■ Required task
Repeat the material exactly, every line of it.

■ Data to process
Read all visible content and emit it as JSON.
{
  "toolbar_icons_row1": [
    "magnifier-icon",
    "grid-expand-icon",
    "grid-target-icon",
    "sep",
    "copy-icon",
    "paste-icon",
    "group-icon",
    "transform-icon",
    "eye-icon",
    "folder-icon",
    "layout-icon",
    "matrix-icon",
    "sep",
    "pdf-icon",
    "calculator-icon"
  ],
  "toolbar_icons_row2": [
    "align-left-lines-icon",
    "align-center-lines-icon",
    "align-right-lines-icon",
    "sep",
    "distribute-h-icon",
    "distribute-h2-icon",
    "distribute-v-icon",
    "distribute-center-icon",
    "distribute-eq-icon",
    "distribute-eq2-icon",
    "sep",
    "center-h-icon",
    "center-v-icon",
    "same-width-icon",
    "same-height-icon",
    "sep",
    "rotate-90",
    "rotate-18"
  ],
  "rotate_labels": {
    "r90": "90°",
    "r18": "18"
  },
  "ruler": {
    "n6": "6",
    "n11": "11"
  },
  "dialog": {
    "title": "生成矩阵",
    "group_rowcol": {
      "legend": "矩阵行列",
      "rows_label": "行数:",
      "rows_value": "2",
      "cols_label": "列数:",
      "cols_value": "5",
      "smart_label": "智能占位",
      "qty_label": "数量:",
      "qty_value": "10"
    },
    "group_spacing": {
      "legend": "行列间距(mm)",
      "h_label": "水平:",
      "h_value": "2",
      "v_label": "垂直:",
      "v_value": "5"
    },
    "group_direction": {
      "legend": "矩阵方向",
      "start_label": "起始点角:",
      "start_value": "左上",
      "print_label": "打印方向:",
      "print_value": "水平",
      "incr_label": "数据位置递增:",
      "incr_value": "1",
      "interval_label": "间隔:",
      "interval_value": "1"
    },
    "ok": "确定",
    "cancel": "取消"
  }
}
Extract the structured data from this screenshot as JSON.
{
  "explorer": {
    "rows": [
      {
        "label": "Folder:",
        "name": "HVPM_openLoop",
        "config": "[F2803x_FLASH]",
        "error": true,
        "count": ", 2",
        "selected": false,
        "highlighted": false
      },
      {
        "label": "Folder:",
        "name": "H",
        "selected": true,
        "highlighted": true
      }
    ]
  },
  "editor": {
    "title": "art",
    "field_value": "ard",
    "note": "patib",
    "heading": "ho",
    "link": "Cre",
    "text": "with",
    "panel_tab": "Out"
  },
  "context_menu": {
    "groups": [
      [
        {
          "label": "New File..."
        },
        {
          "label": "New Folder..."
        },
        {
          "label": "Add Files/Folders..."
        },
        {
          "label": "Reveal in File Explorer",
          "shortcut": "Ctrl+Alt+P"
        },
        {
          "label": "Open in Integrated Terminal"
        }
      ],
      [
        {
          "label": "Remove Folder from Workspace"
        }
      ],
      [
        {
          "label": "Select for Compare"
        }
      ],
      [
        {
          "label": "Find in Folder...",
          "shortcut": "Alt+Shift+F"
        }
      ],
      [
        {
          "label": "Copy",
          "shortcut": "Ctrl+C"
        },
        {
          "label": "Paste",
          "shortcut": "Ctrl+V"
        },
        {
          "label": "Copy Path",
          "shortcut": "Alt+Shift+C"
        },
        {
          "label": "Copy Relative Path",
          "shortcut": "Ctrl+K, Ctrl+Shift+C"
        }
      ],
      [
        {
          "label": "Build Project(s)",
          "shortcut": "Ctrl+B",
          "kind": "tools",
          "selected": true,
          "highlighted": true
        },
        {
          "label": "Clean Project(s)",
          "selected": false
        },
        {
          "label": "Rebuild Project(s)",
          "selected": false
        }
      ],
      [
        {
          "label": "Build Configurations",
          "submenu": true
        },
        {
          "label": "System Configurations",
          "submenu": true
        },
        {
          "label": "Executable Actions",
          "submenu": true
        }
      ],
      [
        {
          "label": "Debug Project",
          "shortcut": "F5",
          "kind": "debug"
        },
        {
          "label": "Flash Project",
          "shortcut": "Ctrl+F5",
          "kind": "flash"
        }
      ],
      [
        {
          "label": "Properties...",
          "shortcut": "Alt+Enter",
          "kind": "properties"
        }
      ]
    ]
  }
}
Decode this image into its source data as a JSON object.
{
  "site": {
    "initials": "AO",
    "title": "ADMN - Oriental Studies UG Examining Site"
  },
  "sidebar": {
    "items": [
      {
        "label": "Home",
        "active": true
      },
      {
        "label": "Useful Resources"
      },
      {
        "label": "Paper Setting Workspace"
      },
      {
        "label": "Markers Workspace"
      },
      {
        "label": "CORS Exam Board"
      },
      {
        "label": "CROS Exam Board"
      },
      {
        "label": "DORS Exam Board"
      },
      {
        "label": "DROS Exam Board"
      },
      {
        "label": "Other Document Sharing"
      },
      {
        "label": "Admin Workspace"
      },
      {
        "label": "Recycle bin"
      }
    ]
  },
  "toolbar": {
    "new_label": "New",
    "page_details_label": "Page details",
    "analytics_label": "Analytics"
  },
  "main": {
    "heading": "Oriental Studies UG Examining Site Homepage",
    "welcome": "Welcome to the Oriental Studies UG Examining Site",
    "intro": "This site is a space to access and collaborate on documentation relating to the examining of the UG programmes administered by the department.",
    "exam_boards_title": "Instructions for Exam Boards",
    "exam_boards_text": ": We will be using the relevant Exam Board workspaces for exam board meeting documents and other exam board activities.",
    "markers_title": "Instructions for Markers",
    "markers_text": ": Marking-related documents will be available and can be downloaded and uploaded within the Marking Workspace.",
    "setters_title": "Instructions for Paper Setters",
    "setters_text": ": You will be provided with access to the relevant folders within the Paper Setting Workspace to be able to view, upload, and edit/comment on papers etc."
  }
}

■ Written answer
Read all visible content and emit it as JSON.
{
  "toolbar_icons_row1": [
    "magnifier-icon",
    "grid-expand-icon",
    "grid-target-icon",
    "sep",
    "copy-icon",
    "paste-icon",
    "group-icon",
    "transform-icon",
    "eye-icon",
    "folder-icon",
    "layout-icon",
    "matrix-icon",
    "sep",
    "pdf-icon",
    "calculator-icon"
  ],
  "toolbar_icons_row2": [
    "align-left-lines-icon",
    "align-center-lines-icon",
    "align-right-lines-icon",
    "sep",
    "distribute-h-icon",
    "distribute-h2-icon",
    "distribute-v-icon",
    "distribute-center-icon",
    "distribute-eq-icon",
    "distribute-eq2-icon",
    "sep",
    "center-h-icon",
    "center-v-icon",
    "same-width-icon",
    "same-height-icon",
    "sep",
    "rotate-90",
    "rotate-18"
  ],
  "rotate_labels": {
    "r90": "90°",
    "r18": "18"
  },
  "ruler": {
    "n6": "6",
    "n11": "11"
  },
  "dialog": {
    "title": "生成矩阵",
    "group_rowcol": {
      "legend": "矩阵行列",
      "rows_label": "行数:",
      "rows_value": "2",
      "cols_label": "列数:",
      "cols_value": "5",
      "smart_label": "智能占位",
      "qty_label": "数量:",
      "qty_value": "10"
    },
    "group_spacing": {
      "legend": "行列间距(mm)",
      "h_label": "水平:",
      "h_value": "2",
      "v_label": "垂直:",
      "v_value": "5"
    },
    "group_direction": {
      "legend": "矩阵方向",
      "start_label": "起始点角:",
      "start_value": "左上",
      "print_label": "打印方向:",
      "print_value": "水平",
      "incr_label": "数据位置递增:",
      "incr_value": "1",
      "interval_label": "间隔:",
      "interval_value": "1"
    },
    "ok": "确定",
    "cancel": "取消"
  }
}
Extract the structured data from this screenshot as JSON.
{
  "explorer": {
    "rows": [
      {
        "label": "Folder:",
        "name": "HVPM_openLoop",
        "config": "[F2803x_FLASH]",
        "error": true,
        "count": ", 2",
        "selected": false,
        "highlighted": false
      },
      {
        "label": "Folder:",
        "name": "H",
        "selected": true,
        "highlighted": true
      }
    ]
  },
  "editor": {
    "title": "art",
    "field_value": "ard",
    "note": "patib",
    "heading": "ho",
    "link": "Cre",
    "text": "with",
    "panel_tab": "Out"
  },
  "context_menu": {
    "groups": [
      [
        {
          "label": "New File..."
        },
        {
          "label": "New Folder..."
        },
        {
          "label": "Add Files/Folders..."
        },
        {
          "label": "Reveal in File Explorer",
          "shortcut": "Ctrl+Alt+P"
        },
        {
          "label": "Open in Integrated Terminal"
        }
      ],
      [
        {
          "label": "Remove Folder from Workspace"
        }
      ],
      [
        {
          "label": "Select for Compare"
        }
      ],
      [
        {
          "label": "Find in Folder...",
          "shortcut": "Alt+Shift+F"
        }
      ],
      [
        {
          "label": "Copy",
          "shortcut": "Ctrl+C"
        },
        {
          "label": "Paste",
          "shortcut": "Ctrl+V"
        },
        {
          "label": "Copy Path",
          "shortcut": "Alt+Shift+C"
        },
        {
          "label": "Copy Relative Path",
          "shortcut": "Ctrl+K, Ctrl+Shift+C"
        }
      ],
      [
        {
          "label": "Build Project(s)",
          "shortcut": "Ctrl+B",
          "kind": "tools",
          "selected": true,
          "highlighted": true
        },
        {
          "label": "Clean Project(s)",
          "selected": false
        },
        {
          "label": "Rebuild Project(s)",
          "selected": false
        }
      ],
      [
        {
          "label": "Build Configurations",
          "submenu": true
        },
        {
          "label": "System Configurations",
          "submenu": true
        },
        {
          "label": "Executable Actions",
          "submenu": true
        }
      ],
      [
        {
          "label": "Debug Project",
          "shortcut": "F5",
          "kind": "debug"
        },
        {
          "label": "Flash Project",
          "shortcut": "Ctrl+F5",
          "kind": "flash"
        }
      ],
      [
        {
          "label": "Properties...",
          "shortcut": "Alt+Enter",
          "kind": "properties"
        }
      ]
    ]
  }
}
Decode this image into its source data as a JSON object.
{
  "site": {
    "initials": "AO",
    "title": "ADMN - Oriental Studies UG Examining Site"
  },
  "sidebar": {
    "items": [
      {
        "label": "Home",
        "active": true
      },
      {
        "label": "Useful Resources"
      },
      {
        "label": "Paper Setting Workspace"
      },
      {
        "label": "Markers Workspace"
      },
      {
        "label": "CORS Exam Board"
      },
      {
        "label": "CROS Exam Board"
      },
      {
        "label": "DORS Exam Board"
      },
      {
        "label": "DROS Exam Board"
      },
      {
        "label": "Other Document Sharing"
      },
      {
        "label": "Admin Workspace"
      },
      {
        "label": "Recycle bin"
      }
    ]
  },
  "toolbar": {
    "new_label": "New",
    "page_details_label": "Page details",
    "analytics_label": "Analytics"
  },
  "main": {
    "heading": "Oriental Studies UG Examining Site Homepage",
    "welcome": "Welcome to the Oriental Studies UG Examining Site",
    "intro": "This site is a space to access and collaborate on documentation relating to the examining of the UG programmes administered by the department.",
    "exam_boards_title": "Instructions for Exam Boards",
    "exam_boards_text": ": We will be using the relevant Exam Board workspaces for exam board meeting documents and other exam board activities.",
    "markers_title": "Instructions for Markers",
    "markers_text": ": Marking-related documents will be available and can be downloaded and uploaded within the Marking Workspace.",
    "setters_title": "Instructions for Paper Setters",
    "setters_text": ": You will be provided with access to the relevant folders within the Paper Setting Workspace to be able to view, upload, and edit/comment on papers etc."
  }
}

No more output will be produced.